■ **DATASET ENTRIES**
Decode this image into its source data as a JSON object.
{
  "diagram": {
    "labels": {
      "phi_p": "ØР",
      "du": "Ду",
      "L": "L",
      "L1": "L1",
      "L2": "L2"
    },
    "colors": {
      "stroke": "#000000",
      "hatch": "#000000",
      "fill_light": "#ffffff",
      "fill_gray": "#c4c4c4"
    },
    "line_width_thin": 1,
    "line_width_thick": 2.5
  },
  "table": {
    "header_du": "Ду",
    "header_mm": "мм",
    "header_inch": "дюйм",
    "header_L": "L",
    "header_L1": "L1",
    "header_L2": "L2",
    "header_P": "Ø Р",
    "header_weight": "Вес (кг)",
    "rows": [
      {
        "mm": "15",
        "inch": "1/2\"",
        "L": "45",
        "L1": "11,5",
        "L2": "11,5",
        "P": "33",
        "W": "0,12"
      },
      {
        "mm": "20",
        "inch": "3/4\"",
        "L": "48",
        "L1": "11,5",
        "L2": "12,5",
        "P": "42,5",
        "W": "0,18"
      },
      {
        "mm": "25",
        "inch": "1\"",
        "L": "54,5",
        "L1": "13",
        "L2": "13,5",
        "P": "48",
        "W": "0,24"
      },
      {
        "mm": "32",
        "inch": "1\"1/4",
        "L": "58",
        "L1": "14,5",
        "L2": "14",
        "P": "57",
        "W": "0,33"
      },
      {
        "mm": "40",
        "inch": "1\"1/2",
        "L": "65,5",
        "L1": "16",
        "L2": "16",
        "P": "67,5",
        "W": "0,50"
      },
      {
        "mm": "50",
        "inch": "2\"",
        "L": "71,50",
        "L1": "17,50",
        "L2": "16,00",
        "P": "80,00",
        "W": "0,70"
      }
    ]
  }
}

■ **WHAT IS REQUIRED**
All of the entries must be written out exactly as they stand.

■ **RESPONSE TO THE EXERCISE**
Decode this image into its source data as a JSON object.
{
  "diagram": {
    "labels": {
      "phi_p": "ØР",
      "du": "Ду",
      "L": "L",
      "L1": "L1",
      "L2": "L2"
    },
    "colors": {
      "stroke": "#000000",
      "hatch": "#000000",
      "fill_light": "#ffffff",
      "fill_gray": "#c4c4c4"
    },
    "line_width_thin": 1,
    "line_width_thick": 2.5
  },
  "table": {
    "header_du": "Ду",
    "header_mm": "мм",
    "header_inch": "дюйм",
    "header_L": "L",
    "header_L1": "L1",
    "header_L2": "L2",
    "header_P": "Ø Р",
    "header_weight": "Вес (кг)",
    "rows": [
      {
        "mm": "15",
        "inch": "1/2\"",
        "L": "45",
        "L1": "11,5",
        "L2": "11,5",
        "P": "33",
        "W": "0,12"
      },
      {
        "mm": "20",
        "inch": "3/4\"",
        "L": "48",
        "L1": "11,5",
        "L2": "12,5",
        "P": "42,5",
        "W": "0,18"
      },
      {
        "mm": "25",
        "inch": "1\"",
        "L": "54,5",
        "L1": "13",
        "L2": "13,5",
        "P": "48",
        "W": "0,24"
      },
      {
        "mm": "32",
        "inch": "1\"1/4",
        "L": "58",
        "L1": "14,5",
        "L2": "14",
        "P": "57",
        "W": "0,33"
      },
      {
        "mm": "40",
        "inch": "1\"1/2",
        "L": "65,5",
        "L1": "16",
        "L2": "16",
        "P": "67,5",
        "W": "0,50"
      },
      {
        "mm": "50",
        "inch": "2\"",
        "L": "71,50",
        "L1": "17,50",
        "L2": "16,00",
        "P": "80,00",
        "W": "0,70"
      }
    ]
  }
}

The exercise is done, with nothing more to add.